== EXERCISE DATA ==
• • • • •
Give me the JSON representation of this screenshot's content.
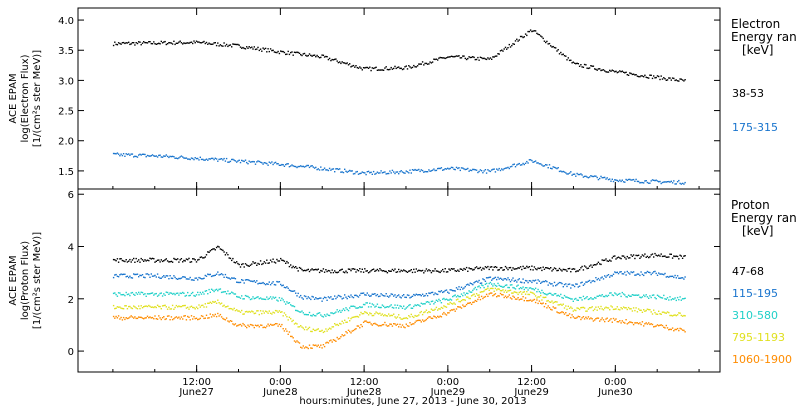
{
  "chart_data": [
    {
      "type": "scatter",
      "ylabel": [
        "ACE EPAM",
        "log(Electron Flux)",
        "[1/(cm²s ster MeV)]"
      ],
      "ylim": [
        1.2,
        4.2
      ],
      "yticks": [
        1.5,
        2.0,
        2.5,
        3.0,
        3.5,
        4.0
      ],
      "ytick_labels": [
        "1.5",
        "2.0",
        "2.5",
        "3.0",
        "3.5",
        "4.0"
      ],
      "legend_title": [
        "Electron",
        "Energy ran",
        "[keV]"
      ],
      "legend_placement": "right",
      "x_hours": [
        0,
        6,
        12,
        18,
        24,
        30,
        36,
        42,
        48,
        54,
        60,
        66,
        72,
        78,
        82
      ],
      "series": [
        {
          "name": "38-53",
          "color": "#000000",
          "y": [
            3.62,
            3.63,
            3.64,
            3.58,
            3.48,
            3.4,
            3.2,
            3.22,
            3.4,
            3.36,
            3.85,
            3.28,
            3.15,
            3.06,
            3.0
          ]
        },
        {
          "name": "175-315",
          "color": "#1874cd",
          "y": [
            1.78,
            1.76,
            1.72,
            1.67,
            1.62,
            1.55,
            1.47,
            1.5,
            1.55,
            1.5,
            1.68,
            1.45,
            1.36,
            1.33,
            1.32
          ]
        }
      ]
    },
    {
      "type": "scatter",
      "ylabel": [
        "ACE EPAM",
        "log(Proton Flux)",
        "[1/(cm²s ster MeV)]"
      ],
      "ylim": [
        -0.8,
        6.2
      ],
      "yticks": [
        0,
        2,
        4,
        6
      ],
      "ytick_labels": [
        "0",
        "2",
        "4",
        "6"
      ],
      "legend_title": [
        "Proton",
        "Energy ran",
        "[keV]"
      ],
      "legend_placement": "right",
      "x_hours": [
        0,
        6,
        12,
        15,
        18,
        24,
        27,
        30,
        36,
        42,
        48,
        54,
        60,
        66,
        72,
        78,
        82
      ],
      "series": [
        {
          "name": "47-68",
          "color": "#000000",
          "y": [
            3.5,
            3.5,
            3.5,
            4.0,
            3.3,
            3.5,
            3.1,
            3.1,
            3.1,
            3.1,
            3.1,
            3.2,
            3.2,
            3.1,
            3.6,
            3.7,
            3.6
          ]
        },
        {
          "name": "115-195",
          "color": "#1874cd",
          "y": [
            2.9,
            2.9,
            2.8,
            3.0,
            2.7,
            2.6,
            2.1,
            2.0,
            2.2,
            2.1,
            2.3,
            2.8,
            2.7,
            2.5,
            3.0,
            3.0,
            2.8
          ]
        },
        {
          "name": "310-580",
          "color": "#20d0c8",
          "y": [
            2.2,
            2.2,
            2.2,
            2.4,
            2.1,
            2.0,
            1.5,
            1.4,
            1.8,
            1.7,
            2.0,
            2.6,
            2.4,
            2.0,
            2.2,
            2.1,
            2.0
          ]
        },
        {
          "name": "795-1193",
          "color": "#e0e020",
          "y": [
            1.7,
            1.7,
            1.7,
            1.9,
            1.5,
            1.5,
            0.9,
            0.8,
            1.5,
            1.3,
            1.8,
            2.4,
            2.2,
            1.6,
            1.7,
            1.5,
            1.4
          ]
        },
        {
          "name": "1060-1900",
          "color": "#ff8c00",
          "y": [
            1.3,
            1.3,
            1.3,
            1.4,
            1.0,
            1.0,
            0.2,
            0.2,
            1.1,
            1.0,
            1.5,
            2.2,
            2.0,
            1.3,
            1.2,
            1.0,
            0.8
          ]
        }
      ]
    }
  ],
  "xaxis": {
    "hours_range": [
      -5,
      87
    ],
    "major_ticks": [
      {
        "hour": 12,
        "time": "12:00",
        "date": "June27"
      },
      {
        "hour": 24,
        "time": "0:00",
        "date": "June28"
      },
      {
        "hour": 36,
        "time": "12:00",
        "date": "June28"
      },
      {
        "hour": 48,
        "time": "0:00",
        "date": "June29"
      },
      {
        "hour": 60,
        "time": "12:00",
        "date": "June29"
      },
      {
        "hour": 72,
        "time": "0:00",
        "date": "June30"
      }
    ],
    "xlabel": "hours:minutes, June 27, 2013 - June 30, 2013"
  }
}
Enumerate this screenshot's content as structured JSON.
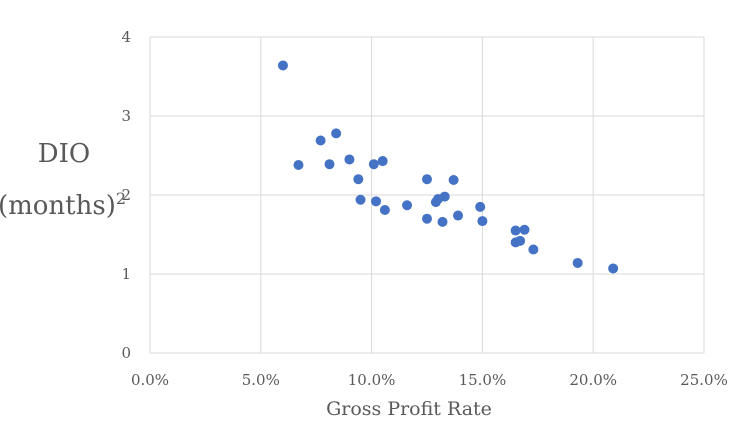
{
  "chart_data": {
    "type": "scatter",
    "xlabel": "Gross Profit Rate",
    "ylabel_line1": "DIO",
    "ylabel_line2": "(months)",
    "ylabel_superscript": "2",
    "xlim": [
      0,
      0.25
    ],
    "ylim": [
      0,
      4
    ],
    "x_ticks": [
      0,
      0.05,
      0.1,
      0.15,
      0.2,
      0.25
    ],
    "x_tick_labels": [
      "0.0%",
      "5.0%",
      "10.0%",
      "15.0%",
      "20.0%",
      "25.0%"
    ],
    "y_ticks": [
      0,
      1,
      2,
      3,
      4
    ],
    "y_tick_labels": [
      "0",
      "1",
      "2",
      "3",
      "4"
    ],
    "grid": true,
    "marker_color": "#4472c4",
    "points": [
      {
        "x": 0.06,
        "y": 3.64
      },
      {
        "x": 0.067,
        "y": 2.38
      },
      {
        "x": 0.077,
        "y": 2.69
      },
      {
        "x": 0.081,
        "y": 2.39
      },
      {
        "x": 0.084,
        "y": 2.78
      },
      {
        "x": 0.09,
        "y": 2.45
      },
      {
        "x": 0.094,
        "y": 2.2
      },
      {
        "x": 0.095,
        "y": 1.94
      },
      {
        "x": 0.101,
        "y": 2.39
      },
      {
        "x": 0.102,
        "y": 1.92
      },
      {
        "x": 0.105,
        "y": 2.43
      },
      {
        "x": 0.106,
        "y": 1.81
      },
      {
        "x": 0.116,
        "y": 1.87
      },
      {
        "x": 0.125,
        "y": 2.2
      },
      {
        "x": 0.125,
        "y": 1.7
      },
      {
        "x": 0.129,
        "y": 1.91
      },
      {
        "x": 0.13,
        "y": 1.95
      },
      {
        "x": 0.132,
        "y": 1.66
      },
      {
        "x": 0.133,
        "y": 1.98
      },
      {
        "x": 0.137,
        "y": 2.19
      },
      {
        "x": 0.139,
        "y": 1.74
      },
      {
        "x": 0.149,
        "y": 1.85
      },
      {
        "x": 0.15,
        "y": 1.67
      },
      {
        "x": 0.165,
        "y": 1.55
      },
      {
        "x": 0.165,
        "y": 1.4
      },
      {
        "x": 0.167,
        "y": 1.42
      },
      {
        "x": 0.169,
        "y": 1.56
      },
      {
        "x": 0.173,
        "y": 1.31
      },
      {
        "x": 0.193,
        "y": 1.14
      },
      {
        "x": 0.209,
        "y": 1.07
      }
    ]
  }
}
• • • • •
== EXERCISE DIRECTIONS ==
All the lines above are to be reproduced exactly, except the pictures.

== RESPONSE TO THIS TASK ==
Give me the JSON representation of this screenshot's content.
{
  "chart_data": [
    {
      "type": "scatter",
      "ylabel": [
        "ACE EPAM",
        "log(Electron Flux)",
        "[1/(cm²s ster MeV)]"
      ],
      "ylim": [
        1.2,
        4.2
      ],
      "yticks": [
        1.5,
        2.0,
        2.5,
        3.0,
        3.5,
        4.0
      ],
      "ytick_labels": [
        "1.5",
        "2.0",
        "2.5",
        "3.0",
        "3.5",
        "4.0"
      ],
      "legend_title": [
        "Electron",
        "Energy ran",
        "[keV]"
      ],
      "legend_placement": "right",
      "x_hours": [
        0,
        6,
        12,
        18,
        24,
        30,
        36,
        42,
        48,
        54,
        60,
        66,
        72,
        78,
        82
      ],
      "series": [
        {
          "name": "38-53",
          "color": "#000000",
          "y": [
            3.62,
            3.63,
            3.64,
            3.58,
            3.48,
            3.4,
            3.2,
            3.22,
            3.4,
            3.36,
            3.85,
            3.28,
            3.15,
            3.06,
            3.0
          ]
        },
        {
          "name": "175-315",
          "color": "#1874cd",
          "y": [
            1.78,
            1.76,
            1.72,
            1.67,
            1.62,
            1.55,
            1.47,
            1.5,
            1.55,
            1.5,
            1.68,
            1.45,
            1.36,
            1.33,
            1.32
          ]
        }
      ]
    },
    {
      "type": "scatter",
      "ylabel": [
        "ACE EPAM",
        "log(Proton Flux)",
        "[1/(cm²s ster MeV)]"
      ],
      "ylim": [
        -0.8,
        6.2
      ],
      "yticks": [
        0,
        2,
        4,
        6
      ],
      "ytick_labels": [
        "0",
        "2",
        "4",
        "6"
      ],
      "legend_title": [
        "Proton",
        "Energy ran",
        "[keV]"
      ],
      "legend_placement": "right",
      "x_hours": [
        0,
        6,
        12,
        15,
        18,
        24,
        27,
        30,
        36,
        42,
        48,
        54,
        60,
        66,
        72,
        78,
        82
      ],
      "series": [
        {
          "name": "47-68",
          "color": "#000000",
          "y": [
            3.5,
            3.5,
            3.5,
            4.0,
            3.3,
            3.5,
            3.1,
            3.1,
            3.1,
            3.1,
            3.1,
            3.2,
            3.2,
            3.1,
            3.6,
            3.7,
            3.6
          ]
        },
        {
          "name": "115-195",
          "color": "#1874cd",
          "y": [
            2.9,
            2.9,
            2.8,
            3.0,
            2.7,
            2.6,
            2.1,
            2.0,
            2.2,
            2.1,
            2.3,
            2.8,
            2.7,
            2.5,
            3.0,
            3.0,
            2.8
          ]
        },
        {
          "name": "310-580",
          "color": "#20d0c8",
          "y": [
            2.2,
            2.2,
            2.2,
            2.4,
            2.1,
            2.0,
            1.5,
            1.4,
            1.8,
            1.7,
            2.0,
            2.6,
            2.4,
            2.0,
            2.2,
            2.1,
            2.0
          ]
        },
        {
          "name": "795-1193",
          "color": "#e0e020",
          "y": [
            1.7,
            1.7,
            1.7,
            1.9,
            1.5,
            1.5,
            0.9,
            0.8,
            1.5,
            1.3,
            1.8,
            2.4,
            2.2,
            1.6,
            1.7,
            1.5,
            1.4
          ]
        },
        {
          "name": "1060-1900",
          "color": "#ff8c00",
          "y": [
            1.3,
            1.3,
            1.3,
            1.4,
            1.0,
            1.0,
            0.2,
            0.2,
            1.1,
            1.0,
            1.5,
            2.2,
            2.0,
            1.3,
            1.2,
            1.0,
            0.8
          ]
        }
      ]
    }
  ],
  "xaxis": {
    "hours_range": [
      -5,
      87
    ],
    "major_ticks": [
      {
        "hour": 12,
        "time": "12:00",
        "date": "June27"
      },
      {
        "hour": 24,
        "time": "0:00",
        "date": "June28"
      },
      {
        "hour": 36,
        "time": "12:00",
        "date": "June28"
      },
      {
        "hour": 48,
        "time": "0:00",
        "date": "June29"
      },
      {
        "hour": 60,
        "time": "12:00",
        "date": "June29"
      },
      {
        "hour": 72,
        "time": "0:00",
        "date": "June30"
      }
    ],
    "xlabel": "hours:minutes, June 27, 2013 - June 30, 2013"
  }
}
Enumerate this screenshot's content as structured JSON.
{
  "chart_data": {
    "type": "scatter",
    "xlabel": "Gross Profit Rate",
    "ylabel_line1": "DIO",
    "ylabel_line2": "(months)",
    "ylabel_superscript": "2",
    "xlim": [
      0,
      0.25
    ],
    "ylim": [
      0,
      4
    ],
    "x_ticks": [
      0,
      0.05,
      0.1,
      0.15,
      0.2,
      0.25
    ],
    "x_tick_labels": [
      "0.0%",
      "5.0%",
      "10.0%",
      "15.0%",
      "20.0%",
      "25.0%"
    ],
    "y_ticks": [
      0,
      1,
      2,
      3,
      4
    ],
    "y_tick_labels": [
      "0",
      "1",
      "2",
      "3",
      "4"
    ],
    "grid": true,
    "marker_color": "#4472c4",
    "points": [
      {
        "x": 0.06,
        "y": 3.64
      },
      {
        "x": 0.067,
        "y": 2.38
      },
      {
        "x": 0.077,
        "y": 2.69
      },
      {
        "x": 0.081,
        "y": 2.39
      },
      {
        "x": 0.084,
        "y": 2.78
      },
      {
        "x": 0.09,
        "y": 2.45
      },
      {
        "x": 0.094,
        "y": 2.2
      },
      {
        "x": 0.095,
        "y": 1.94
      },
      {
        "x": 0.101,
        "y": 2.39
      },
      {
        "x": 0.102,
        "y": 1.92
      },
      {
        "x": 0.105,
        "y": 2.43
      },
      {
        "x": 0.106,
        "y": 1.81
      },
      {
        "x": 0.116,
        "y": 1.87
      },
      {
        "x": 0.125,
        "y": 2.2
      },
      {
        "x": 0.125,
        "y": 1.7
      },
      {
        "x": 0.129,
        "y": 1.91
      },
      {
        "x": 0.13,
        "y": 1.95
      },
      {
        "x": 0.132,
        "y": 1.66
      },
      {
        "x": 0.133,
        "y": 1.98
      },
      {
        "x": 0.137,
        "y": 2.19
      },
      {
        "x": 0.139,
        "y": 1.74
      },
      {
        "x": 0.149,
        "y": 1.85
      },
      {
        "x": 0.15,
        "y": 1.67
      },
      {
        "x": 0.165,
        "y": 1.55
      },
      {
        "x": 0.165,
        "y": 1.4
      },
      {
        "x": 0.167,
        "y": 1.42
      },
      {
        "x": 0.169,
        "y": 1.56
      },
      {
        "x": 0.173,
        "y": 1.31
      },
      {
        "x": 0.193,
        "y": 1.14
      },
      {
        "x": 0.209,
        "y": 1.07
      }
    ]
  }
}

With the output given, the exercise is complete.